--- Exercise description ---
Copy out all the entries word for word.

------ Input data ------

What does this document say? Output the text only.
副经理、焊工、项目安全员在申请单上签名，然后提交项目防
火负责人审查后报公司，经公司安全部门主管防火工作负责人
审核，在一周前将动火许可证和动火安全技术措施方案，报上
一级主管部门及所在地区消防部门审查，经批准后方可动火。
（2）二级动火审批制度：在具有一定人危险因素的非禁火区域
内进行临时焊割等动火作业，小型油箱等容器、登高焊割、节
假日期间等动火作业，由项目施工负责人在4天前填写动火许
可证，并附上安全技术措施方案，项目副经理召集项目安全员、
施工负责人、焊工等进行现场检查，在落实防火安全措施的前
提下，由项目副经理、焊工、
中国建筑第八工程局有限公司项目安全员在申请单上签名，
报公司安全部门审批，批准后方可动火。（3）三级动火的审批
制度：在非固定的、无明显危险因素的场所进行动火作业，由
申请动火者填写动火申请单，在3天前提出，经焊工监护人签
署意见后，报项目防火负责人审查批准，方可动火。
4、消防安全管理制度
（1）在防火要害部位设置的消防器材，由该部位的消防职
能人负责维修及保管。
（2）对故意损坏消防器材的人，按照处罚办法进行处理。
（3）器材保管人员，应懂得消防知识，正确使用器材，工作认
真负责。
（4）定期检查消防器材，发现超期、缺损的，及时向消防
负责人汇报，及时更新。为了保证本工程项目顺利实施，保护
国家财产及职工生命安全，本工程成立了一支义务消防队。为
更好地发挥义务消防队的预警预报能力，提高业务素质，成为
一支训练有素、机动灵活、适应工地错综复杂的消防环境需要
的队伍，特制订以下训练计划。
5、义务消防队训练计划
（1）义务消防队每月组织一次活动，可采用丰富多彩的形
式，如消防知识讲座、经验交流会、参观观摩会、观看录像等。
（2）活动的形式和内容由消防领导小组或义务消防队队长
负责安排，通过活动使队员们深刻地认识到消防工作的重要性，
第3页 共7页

------

--- Output ---
What does this document say? Output the text only.
副经理、焊工、项目安全员在申请单上签名，然后提交项目防
火负责人审查后报公司，经公司安全部门主管防火工作负责人
审核，在一周前将动火许可证和动火安全技术措施方案，报上
一级主管部门及所在地区消防部门审查，经批准后方可动火。
（2）二级动火审批制度：在具有一定人危险因素的非禁火区域
内进行临时焊割等动火作业，小型油箱等容器、登高焊割、节
假日期间等动火作业，由项目施工负责人在4天前填写动火许
可证，并附上安全技术措施方案，项目副经理召集项目安全员、
施工负责人、焊工等进行现场检查，在落实防火安全措施的前
提下，由项目副经理、焊工、
中国建筑第八工程局有限公司项目安全员在申请单上签名，
报公司安全部门审批，批准后方可动火。（3）三级动火的审批
制度：在非固定的、无明显危险因素的场所进行动火作业，由
申请动火者填写动火申请单，在3天前提出，经焊工监护人签
署意见后，报项目防火负责人审查批准，方可动火。
4、消防安全管理制度
（1）在防火要害部位设置的消防器材，由该部位的消防职
能人负责维修及保管。
（2）对故意损坏消防器材的人，按照处罚办法进行处理。
（3）器材保管人员，应懂得消防知识，正确使用器材，工作认
真负责。
（4）定期检查消防器材，发现超期、缺损的，及时向消防
负责人汇报，及时更新。为了保证本工程项目顺利实施，保护
国家财产及职工生命安全，本工程成立了一支义务消防队。为
更好地发挥义务消防队的预警预报能力，提高业务素质，成为
一支训练有素、机动灵活、适应工地错综复杂的消防环境需要
的队伍，特制订以下训练计划。
5、义务消防队训练计划
（1）义务消防队每月组织一次活动，可采用丰富多彩的形
式，如消防知识讲座、经验交流会、参观观摩会、观看录像等。
（2）活动的形式和内容由消防领导小组或义务消防队队长
负责安排，通过活动使队员们深刻地认识到消防工作的重要性，
第3页 共7页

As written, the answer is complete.